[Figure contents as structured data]
-*-
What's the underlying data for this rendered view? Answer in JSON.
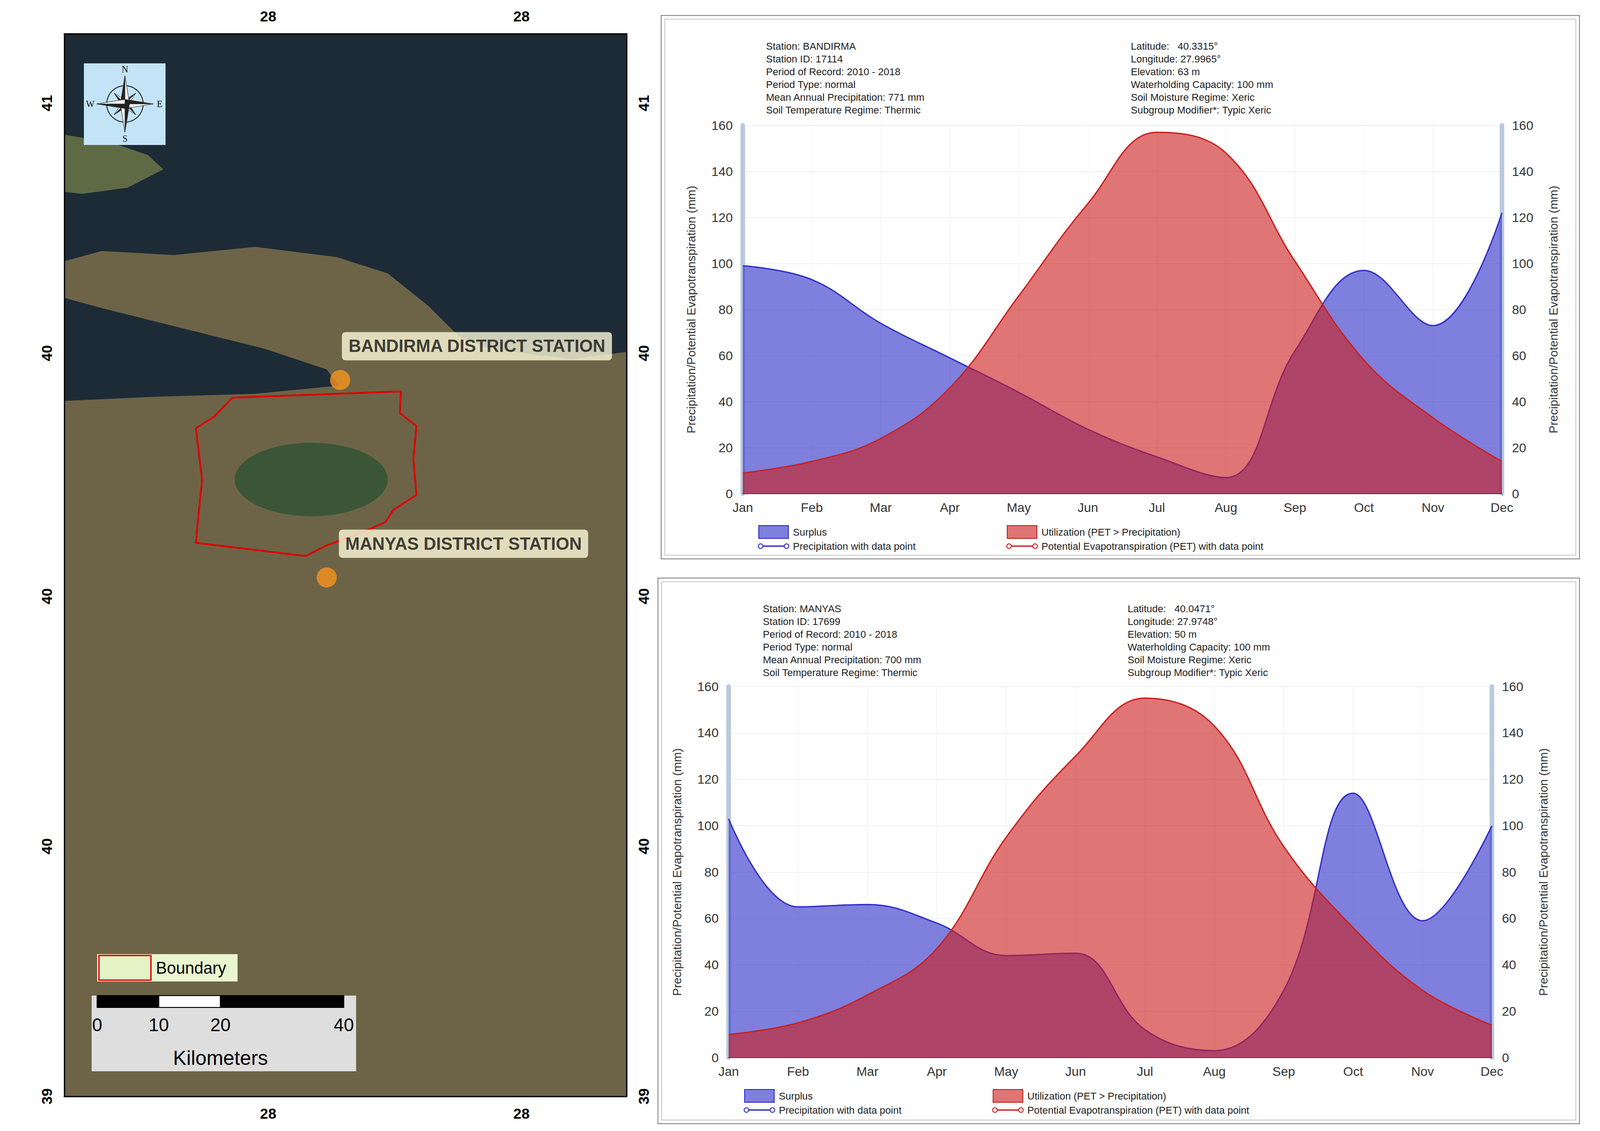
{
  "chart_data": [
    {
      "type": "map",
      "xlim": [
        27.55,
        28.46
      ],
      "ylim": [
        39.3,
        40.83
      ],
      "xticks": [
        {
          "value": 27.88,
          "label": "28"
        },
        {
          "value": 28.29,
          "label": "28"
        }
      ],
      "yticks": [
        {
          "value": 39.3,
          "label": "39"
        },
        {
          "value": 39.66,
          "label": "40"
        },
        {
          "value": 40.02,
          "label": "40"
        },
        {
          "value": 40.37,
          "label": "40"
        },
        {
          "value": 40.73,
          "label": "41"
        }
      ],
      "boundary": {
        "name": "Boundary",
        "color": "#e00000",
        "lon": [
          27.822,
          28.095,
          28.093,
          28.12,
          28.115,
          28.12,
          28.082,
          28.07,
          28.04,
          28.016,
          27.974,
          27.941,
          27.763,
          27.768,
          27.773,
          27.768,
          27.763,
          27.793,
          27.822
        ],
        "lat": [
          40.306,
          40.315,
          40.284,
          40.265,
          40.218,
          40.166,
          40.144,
          40.127,
          40.115,
          40.107,
          40.093,
          40.078,
          40.097,
          40.144,
          40.188,
          40.225,
          40.262,
          40.279,
          40.306
        ]
      },
      "stations": {
        "color": "#f7931e",
        "names": [
          "BANDIRMA DISTRICT STATION",
          "MANYAS DISTRICT STATION"
        ],
        "lon": [
          27.9965,
          27.9748
        ],
        "lat": [
          40.3315,
          40.0471
        ]
      },
      "compass": [
        "N",
        "E",
        "S",
        "W"
      ],
      "scale_bar": {
        "ticks": [
          0,
          10,
          20,
          40
        ],
        "label": "Kilometers"
      }
    },
    {
      "type": "line",
      "info_left": [
        "Station: BANDIRMA",
        "Station ID: 17114",
        "Period of Record: 2010 - 2018",
        "Period Type: normal",
        "Mean Annual Precipitation: 771 mm",
        "Soil Temperature Regime: Thermic"
      ],
      "info_right": [
        "Latitude:   40.3315°",
        "Longitude: 27.9965°",
        "Elevation: 63 m",
        "Waterholding Capacity: 100 mm",
        "Soil Moisture Regime: Xeric",
        "Subgroup Modifier*: Typic Xeric"
      ],
      "y_label": "Precipitation/Potential Evapotranspiration (mm)",
      "categories": [
        "Jan",
        "Feb",
        "Mar",
        "Apr",
        "May",
        "Jun",
        "Jul",
        "Aug",
        "Sep",
        "Oct",
        "Nov",
        "Dec"
      ],
      "ylim": [
        0,
        160
      ],
      "yticks": [
        0,
        20,
        40,
        60,
        80,
        100,
        120,
        140,
        160
      ],
      "grid": true,
      "series": [
        {
          "name": "Precipitation with data point",
          "area_name": "Surplus",
          "color": "#3030c8",
          "values": [
            99,
            93,
            74,
            59,
            44,
            28,
            16,
            7,
            62,
            97,
            73,
            122
          ]
        },
        {
          "name": "Potential Evapotranspiration (PET) with data point",
          "area_name": "Utilization (PET > Precipitation)",
          "color": "#cc2020",
          "values": [
            9,
            14,
            24,
            46,
            86,
            126,
            157,
            148,
            101,
            58,
            33,
            14
          ]
        }
      ]
    },
    {
      "type": "line",
      "info_left": [
        "Station: MANYAS",
        "Station ID: 17699",
        "Period of Record: 2010 - 2018",
        "Period Type: normal",
        "Mean Annual Precipitation: 700 mm",
        "Soil Temperature Regime: Thermic"
      ],
      "info_right": [
        "Latitude:   40.0471°",
        "Longitude: 27.9748°",
        "Elevation: 50 m",
        "Waterholding Capacity: 100 mm",
        "Soil Moisture Regime: Xeric",
        "Subgroup Modifier*: Typic Xeric"
      ],
      "y_label": "Precipitation/Potential Evapotranspiration (mm)",
      "categories": [
        "Jan",
        "Feb",
        "Mar",
        "Apr",
        "May",
        "Jun",
        "Jul",
        "Aug",
        "Sep",
        "Oct",
        "Nov",
        "Dec"
      ],
      "ylim": [
        0,
        160
      ],
      "yticks": [
        0,
        20,
        40,
        60,
        80,
        100,
        120,
        140,
        160
      ],
      "grid": true,
      "series": [
        {
          "name": "Precipitation with data point",
          "area_name": "Surplus",
          "color": "#3030c8",
          "values": [
            103,
            65,
            66,
            58,
            44,
            45,
            12,
            3,
            29,
            114,
            59,
            100
          ]
        },
        {
          "name": "Potential Evapotranspiration (PET) with data point",
          "area_name": "Utilization (PET > Precipitation)",
          "color": "#cc2020",
          "values": [
            10,
            15,
            27,
            47,
            95,
            130,
            155,
            143,
            91,
            56,
            29,
            14
          ]
        }
      ]
    }
  ]
}
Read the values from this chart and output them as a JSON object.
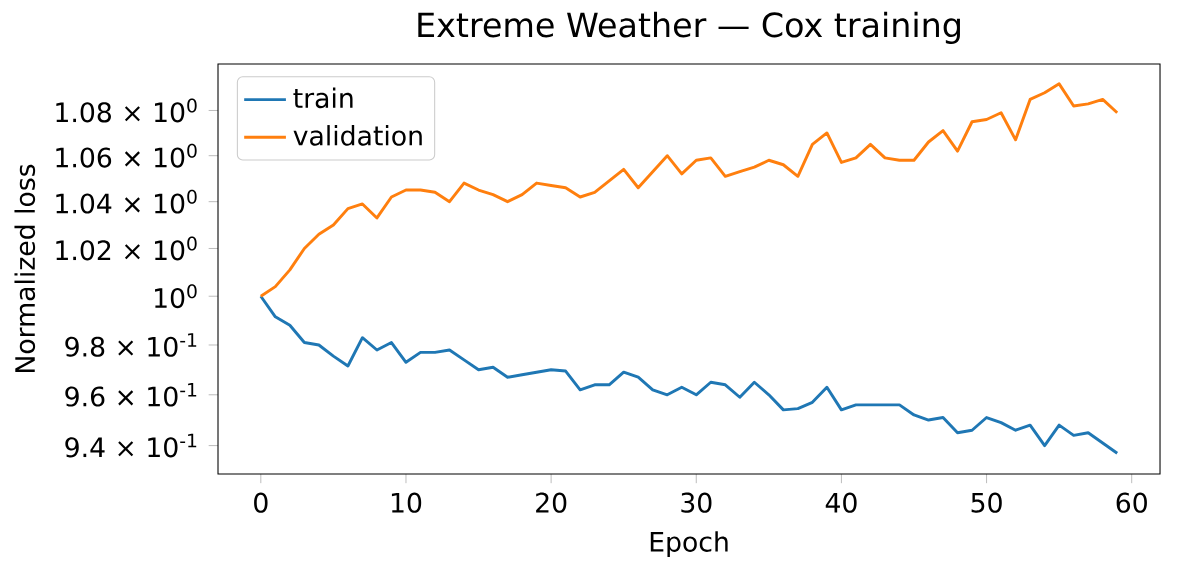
{
  "chart_data": {
    "type": "line",
    "title": "Extreme Weather — Cox training",
    "xlabel": "Epoch",
    "ylabel": "Normalized loss",
    "x": [
      0,
      1,
      2,
      3,
      4,
      5,
      6,
      7,
      8,
      9,
      10,
      11,
      12,
      13,
      14,
      15,
      16,
      17,
      18,
      19,
      20,
      21,
      22,
      23,
      24,
      25,
      26,
      27,
      28,
      29,
      30,
      31,
      32,
      33,
      34,
      35,
      36,
      37,
      38,
      39,
      40,
      41,
      42,
      43,
      44,
      45,
      46,
      47,
      48,
      49,
      50,
      51,
      52,
      53,
      54,
      55,
      56,
      57,
      58,
      59
    ],
    "series": [
      {
        "name": "train",
        "color": "#1f77b4",
        "values": [
          1.0,
          0.9915,
          0.988,
          0.981,
          0.98,
          0.9755,
          0.9715,
          0.983,
          0.978,
          0.981,
          0.973,
          0.977,
          0.977,
          0.978,
          0.974,
          0.97,
          0.971,
          0.967,
          0.968,
          0.969,
          0.97,
          0.9695,
          0.962,
          0.964,
          0.964,
          0.969,
          0.967,
          0.962,
          0.96,
          0.963,
          0.96,
          0.965,
          0.964,
          0.959,
          0.965,
          0.96,
          0.954,
          0.9545,
          0.957,
          0.963,
          0.954,
          0.956,
          0.956,
          0.956,
          0.956,
          0.952,
          0.95,
          0.951,
          0.945,
          0.946,
          0.951,
          0.949,
          0.946,
          0.948,
          0.94,
          0.948,
          0.944,
          0.945,
          0.941,
          0.937
        ]
      },
      {
        "name": "validation",
        "color": "#ff7f0e",
        "values": [
          1.0,
          1.004,
          1.011,
          1.02,
          1.026,
          1.03,
          1.037,
          1.039,
          1.033,
          1.042,
          1.045,
          1.045,
          1.044,
          1.04,
          1.048,
          1.045,
          1.043,
          1.04,
          1.043,
          1.048,
          1.047,
          1.046,
          1.042,
          1.044,
          1.049,
          1.054,
          1.046,
          1.053,
          1.06,
          1.052,
          1.058,
          1.059,
          1.051,
          1.053,
          1.055,
          1.058,
          1.056,
          1.051,
          1.065,
          1.07,
          1.057,
          1.059,
          1.065,
          1.059,
          1.058,
          1.058,
          1.066,
          1.071,
          1.062,
          1.075,
          1.076,
          1.079,
          1.067,
          1.085,
          1.088,
          1.092,
          1.082,
          1.083,
          1.085,
          1.079
        ]
      }
    ],
    "log": "y",
    "legend": "top left",
    "xlim": [
      -2.95,
      61.95
    ],
    "xticks": [
      0,
      10,
      20,
      30,
      40,
      50,
      60
    ],
    "ylim": [
      0.929,
      1.101
    ],
    "yticks": [
      {
        "value": 0.94,
        "label": "9.4 × 10$^{-1}$"
      },
      {
        "value": 0.96,
        "label": "9.6 × 10$^{-1}$"
      },
      {
        "value": 0.98,
        "label": "9.8 × 10$^{-1}$"
      },
      {
        "value": 1.0,
        "label": "10$^{0}$"
      },
      {
        "value": 1.02,
        "label": "1.02 × 10$^{0}$"
      },
      {
        "value": 1.04,
        "label": "1.04 × 10$^{0}$"
      },
      {
        "value": 1.06,
        "label": "1.06 × 10$^{0}$"
      },
      {
        "value": 1.08,
        "label": "1.08 × 10$^{0}$"
      }
    ]
  }
}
-*-
#### [Task objective]
Report how many lines of the entries hold the string "color". Provide the number alone.

#### [Worked solution]
8